Problem 1 - According to the article on Bush's war at home, which places are National Guard troops patrolling?
Problem 2 - Pick up the article on Bush's war at home from its final line and keep writing it.

[start of Selected extract]

Bush's war at home:
a creeping coup d'état
World Socialist Web Site, November 7, 2001
In the period since the September 11 terrorist attacks on
New York and Washington, the United States has undergone a radical
transformation in the structure of the government, in the relationship
between the people and the police and armed forces, and in the
legal and constitutional framework.
The White House has assumed vast new powers for internal repression,
establishing by executive order an Office of Homeland Security
that is not subject to either congressional oversight or any vote
on the personnel appointed to run it. An all-encompassing political
police agency is coming into being, through the passage of an
"anti-terror" law that effectively amalgamates the FBI
and CIA and abolishes the longstanding separation between overseas
spying and domestic policing.
Side by side with the bombing of Afghanistan, the Bush administration
has declared that there is a second front in the war, the war
at home. The federal government issues vague and unsubstantiated
"terror alerts," which fuel anxiety while providing
no protection to the public. Government spokesmen urge the population
to get used to measures like random police searches and roadblocks
as a permanent feature of life. National Guard troops patrol the
airports, harbors, bridges, tunnels and even the US Capitol.
Fundamental constitutional safeguards-the right of habeas
corpus, the right of the accused to know the charges against them,
the right of arrested persons to see a lawyer, even the presumption
of innocence-have been set aside for millions of immigrants from
the Middle East and Central Asia. The right to privacy has been
all but abolished for the entire population, with government intelligence
agencies given the green light to plant bugs and wiretaps, monitor
financial transactions, and conduct other forms of spying, virtually
at will.
If the average American had been shown on September 10 a picture
of the United States as it is today, the response would likely
have been: "This is not the America I know. This looks more
like a police state."
The bitter irony is that such a sweeping attack on democratic
rights has been perpetrated in the name of a war to defend "freedom"

[end of Selected extract]
[start of Given entries]

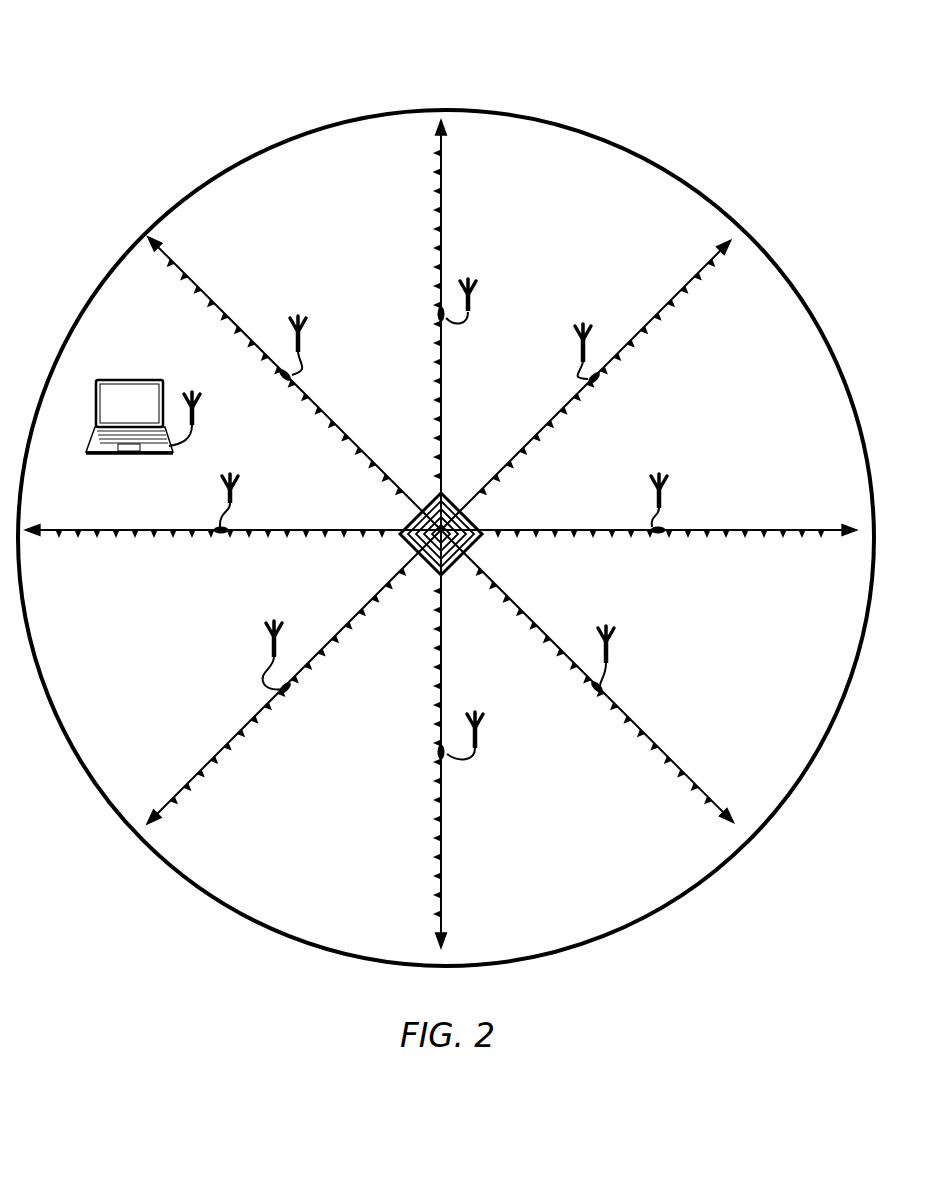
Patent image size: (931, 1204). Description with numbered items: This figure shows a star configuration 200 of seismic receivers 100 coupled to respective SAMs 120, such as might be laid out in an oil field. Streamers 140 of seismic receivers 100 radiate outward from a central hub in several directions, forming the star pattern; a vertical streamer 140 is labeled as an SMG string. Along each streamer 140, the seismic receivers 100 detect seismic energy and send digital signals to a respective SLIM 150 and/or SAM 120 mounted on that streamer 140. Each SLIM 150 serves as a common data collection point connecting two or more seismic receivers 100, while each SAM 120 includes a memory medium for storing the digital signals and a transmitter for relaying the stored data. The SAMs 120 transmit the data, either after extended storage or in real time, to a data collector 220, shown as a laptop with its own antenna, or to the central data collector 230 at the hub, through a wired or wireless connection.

[end of Given entries]
[start of Given entries]

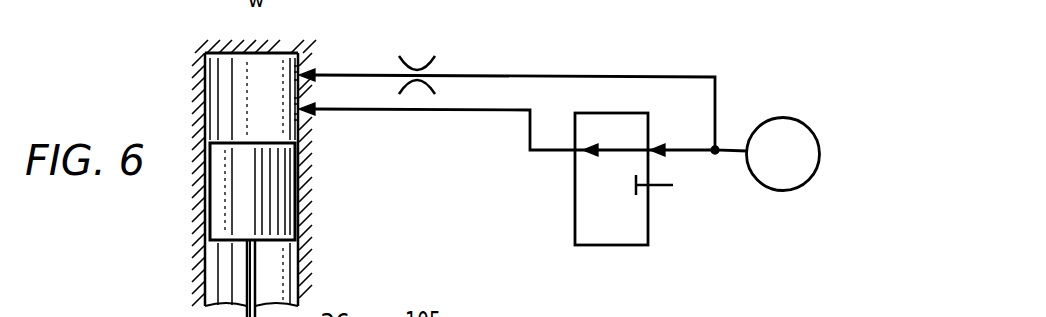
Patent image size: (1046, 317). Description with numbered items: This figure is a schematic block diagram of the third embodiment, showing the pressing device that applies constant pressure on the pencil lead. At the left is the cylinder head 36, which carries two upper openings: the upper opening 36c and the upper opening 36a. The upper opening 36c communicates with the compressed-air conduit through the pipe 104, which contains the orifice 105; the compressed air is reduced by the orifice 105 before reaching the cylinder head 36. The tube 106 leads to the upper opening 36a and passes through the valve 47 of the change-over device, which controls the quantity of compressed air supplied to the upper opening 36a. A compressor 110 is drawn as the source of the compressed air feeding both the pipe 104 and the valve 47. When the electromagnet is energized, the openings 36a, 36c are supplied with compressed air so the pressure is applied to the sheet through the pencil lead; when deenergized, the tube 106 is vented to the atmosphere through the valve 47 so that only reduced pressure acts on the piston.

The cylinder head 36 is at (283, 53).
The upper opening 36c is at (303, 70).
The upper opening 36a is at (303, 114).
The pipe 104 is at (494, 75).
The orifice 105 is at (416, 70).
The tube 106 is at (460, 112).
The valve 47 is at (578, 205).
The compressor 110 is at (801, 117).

[end of Given entries]
[start of Given entries]

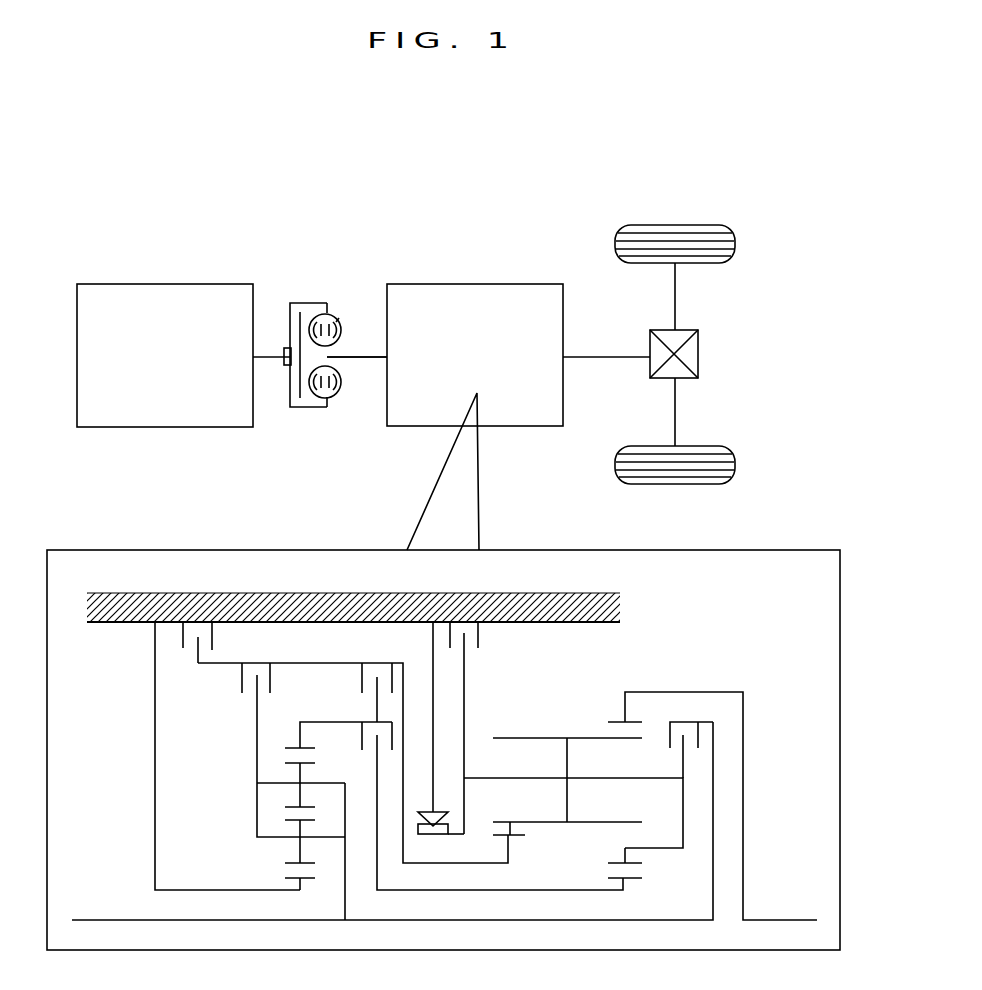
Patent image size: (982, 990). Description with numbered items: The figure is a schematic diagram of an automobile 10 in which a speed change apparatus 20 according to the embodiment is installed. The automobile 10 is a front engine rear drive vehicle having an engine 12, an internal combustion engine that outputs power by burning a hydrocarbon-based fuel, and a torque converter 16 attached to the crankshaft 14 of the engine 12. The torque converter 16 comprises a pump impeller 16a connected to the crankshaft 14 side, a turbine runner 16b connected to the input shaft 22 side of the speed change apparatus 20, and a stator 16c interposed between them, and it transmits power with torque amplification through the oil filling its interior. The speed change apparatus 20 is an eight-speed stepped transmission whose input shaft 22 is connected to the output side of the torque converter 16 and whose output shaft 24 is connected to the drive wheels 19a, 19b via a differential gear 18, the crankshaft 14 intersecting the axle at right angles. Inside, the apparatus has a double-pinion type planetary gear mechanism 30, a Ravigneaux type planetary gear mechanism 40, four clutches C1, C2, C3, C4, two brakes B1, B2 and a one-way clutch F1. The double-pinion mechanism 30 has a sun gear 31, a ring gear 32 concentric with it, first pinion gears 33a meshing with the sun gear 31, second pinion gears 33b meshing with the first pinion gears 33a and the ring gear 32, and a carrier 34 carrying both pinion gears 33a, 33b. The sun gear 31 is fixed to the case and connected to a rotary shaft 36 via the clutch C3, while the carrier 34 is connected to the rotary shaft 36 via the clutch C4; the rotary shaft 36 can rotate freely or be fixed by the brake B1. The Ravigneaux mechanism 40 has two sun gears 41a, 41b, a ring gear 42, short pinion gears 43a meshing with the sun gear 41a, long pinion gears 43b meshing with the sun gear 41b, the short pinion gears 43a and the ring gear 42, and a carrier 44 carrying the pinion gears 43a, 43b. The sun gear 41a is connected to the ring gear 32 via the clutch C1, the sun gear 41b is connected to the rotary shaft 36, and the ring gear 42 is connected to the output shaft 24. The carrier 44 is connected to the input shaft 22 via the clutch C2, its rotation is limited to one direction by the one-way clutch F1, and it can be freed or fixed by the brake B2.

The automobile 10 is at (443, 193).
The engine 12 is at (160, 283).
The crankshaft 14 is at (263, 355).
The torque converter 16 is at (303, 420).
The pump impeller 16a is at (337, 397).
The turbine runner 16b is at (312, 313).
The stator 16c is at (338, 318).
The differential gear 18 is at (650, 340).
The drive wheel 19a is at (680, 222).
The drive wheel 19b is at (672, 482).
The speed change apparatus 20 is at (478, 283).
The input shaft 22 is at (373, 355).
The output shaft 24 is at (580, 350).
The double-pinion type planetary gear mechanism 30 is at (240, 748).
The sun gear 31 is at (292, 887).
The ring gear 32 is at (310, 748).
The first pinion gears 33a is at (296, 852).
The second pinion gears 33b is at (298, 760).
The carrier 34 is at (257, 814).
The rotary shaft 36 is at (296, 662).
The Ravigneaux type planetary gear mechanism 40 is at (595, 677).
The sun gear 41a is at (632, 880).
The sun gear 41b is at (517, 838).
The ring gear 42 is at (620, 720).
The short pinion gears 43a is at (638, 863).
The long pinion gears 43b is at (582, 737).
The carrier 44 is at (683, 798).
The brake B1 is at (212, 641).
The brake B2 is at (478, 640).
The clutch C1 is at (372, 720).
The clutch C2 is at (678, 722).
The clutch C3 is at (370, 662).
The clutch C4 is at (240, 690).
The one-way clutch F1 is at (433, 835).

[end of Given entries]

Exercise response 1 - Airports, harbors, bridges, tunnels and even the US Capitol.

Exercise response 2 -
and "democracy" against terrorism. But neither the Bush
administration, nor its Democratic Party collaborators, nor a
compliant and complicit media bother to explain the following
contradiction: the United States government never secured powers
such as these at any point in the twentieth century. Not in World
War I, World War II or the Cold War, when the antagonists were
powerful and heavily armed states, was such a radical restructuring
of the governmental and legal framework carried out. Why is this
happening today, when the alleged enemy is a small band of terrorists
operating out of caves in one of the poorest countries in the
world?
The anti-terrorism law
One of the key elements of the assault on civil liberties
is the new "anti-terrorism" act, which was rushed through
Congress and signed into law only five weeks after the terror
attacks. The law defines terrorism in such a way as to include
political activity and speech previously protected by the Bill
of Rights of the US Constitution. It provides wide-ranging authority
for police agencies to carry out secret searches, conduct expanded
electronic surveillance, and indefinitely detain terrorism suspects.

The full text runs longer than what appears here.